Stored records
.....

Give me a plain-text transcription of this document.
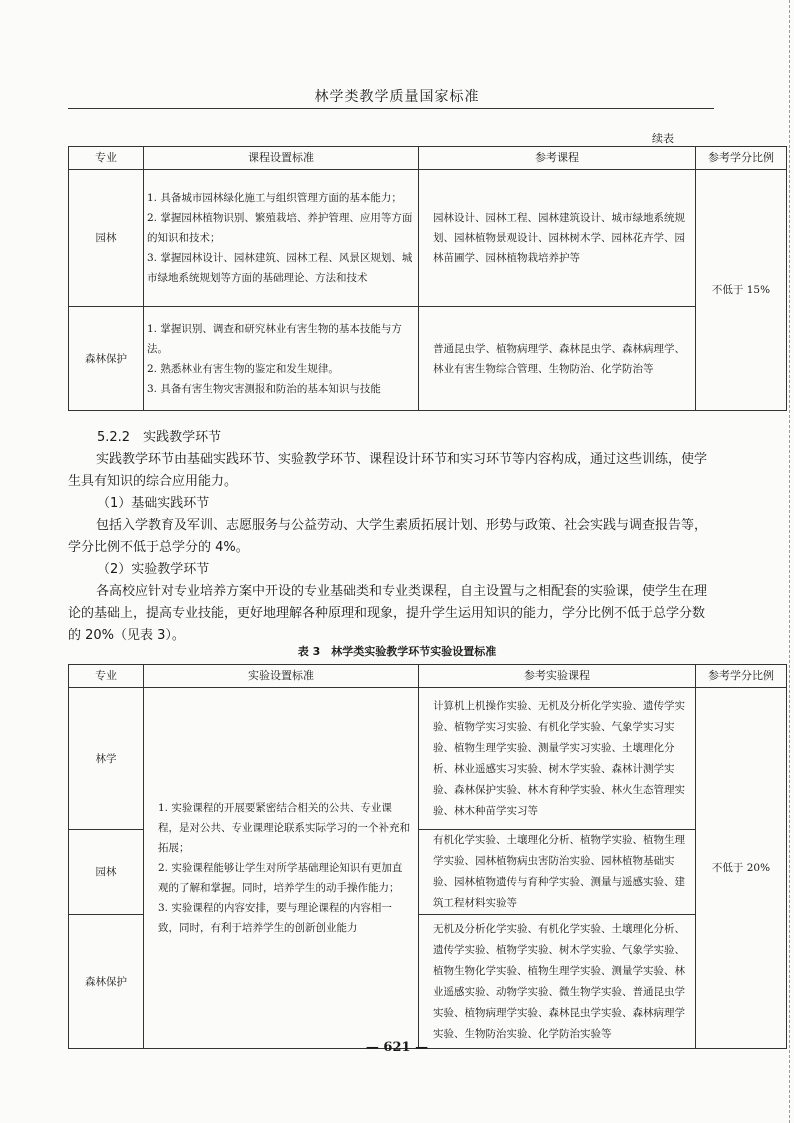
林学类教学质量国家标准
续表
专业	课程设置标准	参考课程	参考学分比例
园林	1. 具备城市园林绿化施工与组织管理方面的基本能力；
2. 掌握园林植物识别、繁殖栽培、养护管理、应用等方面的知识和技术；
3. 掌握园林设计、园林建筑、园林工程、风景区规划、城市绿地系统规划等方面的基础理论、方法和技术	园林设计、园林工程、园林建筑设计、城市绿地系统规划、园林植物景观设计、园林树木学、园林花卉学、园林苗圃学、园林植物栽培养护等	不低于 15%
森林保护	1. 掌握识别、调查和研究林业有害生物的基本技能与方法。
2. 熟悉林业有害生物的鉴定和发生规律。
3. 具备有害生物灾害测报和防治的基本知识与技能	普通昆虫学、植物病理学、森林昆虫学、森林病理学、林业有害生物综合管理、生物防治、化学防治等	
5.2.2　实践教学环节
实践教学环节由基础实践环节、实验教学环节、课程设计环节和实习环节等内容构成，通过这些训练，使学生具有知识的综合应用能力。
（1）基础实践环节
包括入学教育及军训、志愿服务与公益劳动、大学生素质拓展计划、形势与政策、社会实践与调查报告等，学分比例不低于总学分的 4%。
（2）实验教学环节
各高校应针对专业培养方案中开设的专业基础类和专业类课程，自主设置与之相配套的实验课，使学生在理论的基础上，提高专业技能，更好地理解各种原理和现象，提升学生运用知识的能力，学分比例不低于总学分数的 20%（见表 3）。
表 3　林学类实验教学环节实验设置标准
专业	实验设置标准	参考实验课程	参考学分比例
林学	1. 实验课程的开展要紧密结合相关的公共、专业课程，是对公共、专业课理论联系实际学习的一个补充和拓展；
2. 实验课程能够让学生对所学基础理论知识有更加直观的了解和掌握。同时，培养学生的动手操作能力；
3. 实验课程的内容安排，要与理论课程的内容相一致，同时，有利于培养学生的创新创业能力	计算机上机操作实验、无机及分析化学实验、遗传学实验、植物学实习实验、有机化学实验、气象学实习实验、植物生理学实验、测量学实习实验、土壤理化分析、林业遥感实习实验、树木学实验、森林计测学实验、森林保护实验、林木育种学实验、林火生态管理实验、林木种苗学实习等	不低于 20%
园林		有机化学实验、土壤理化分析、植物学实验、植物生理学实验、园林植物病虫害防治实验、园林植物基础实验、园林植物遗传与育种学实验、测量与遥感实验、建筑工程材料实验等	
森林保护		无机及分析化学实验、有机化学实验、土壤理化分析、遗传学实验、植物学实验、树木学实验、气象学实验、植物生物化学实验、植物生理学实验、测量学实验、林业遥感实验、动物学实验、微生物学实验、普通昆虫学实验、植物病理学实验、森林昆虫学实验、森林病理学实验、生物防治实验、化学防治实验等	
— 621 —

.....

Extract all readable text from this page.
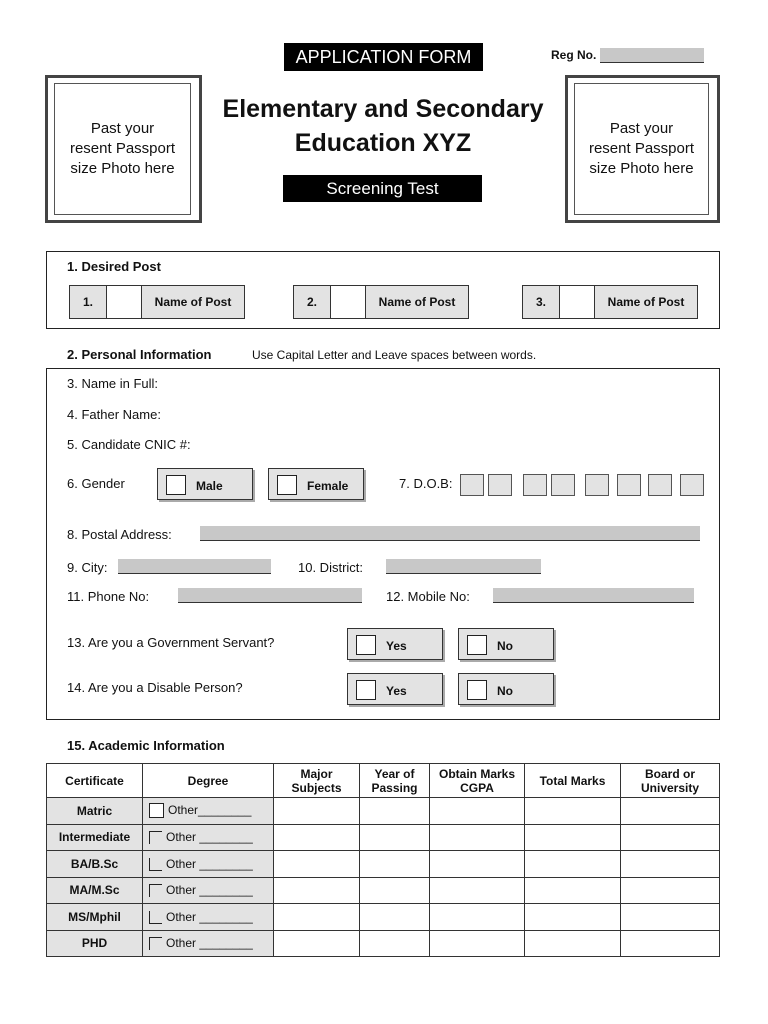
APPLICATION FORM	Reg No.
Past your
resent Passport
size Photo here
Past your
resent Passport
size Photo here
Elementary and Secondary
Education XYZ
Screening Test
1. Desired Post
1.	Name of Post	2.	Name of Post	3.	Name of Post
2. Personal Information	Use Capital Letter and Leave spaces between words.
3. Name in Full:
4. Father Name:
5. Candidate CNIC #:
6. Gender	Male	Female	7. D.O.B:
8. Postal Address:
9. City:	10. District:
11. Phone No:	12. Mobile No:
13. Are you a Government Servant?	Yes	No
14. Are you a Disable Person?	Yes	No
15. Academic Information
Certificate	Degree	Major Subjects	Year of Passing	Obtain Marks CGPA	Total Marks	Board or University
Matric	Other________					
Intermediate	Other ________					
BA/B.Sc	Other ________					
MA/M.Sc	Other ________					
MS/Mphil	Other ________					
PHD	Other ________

.....

EXERCISE TASK » How many of the lines above hold "参考学分比例"? Answer with only the number.

RESULT » 2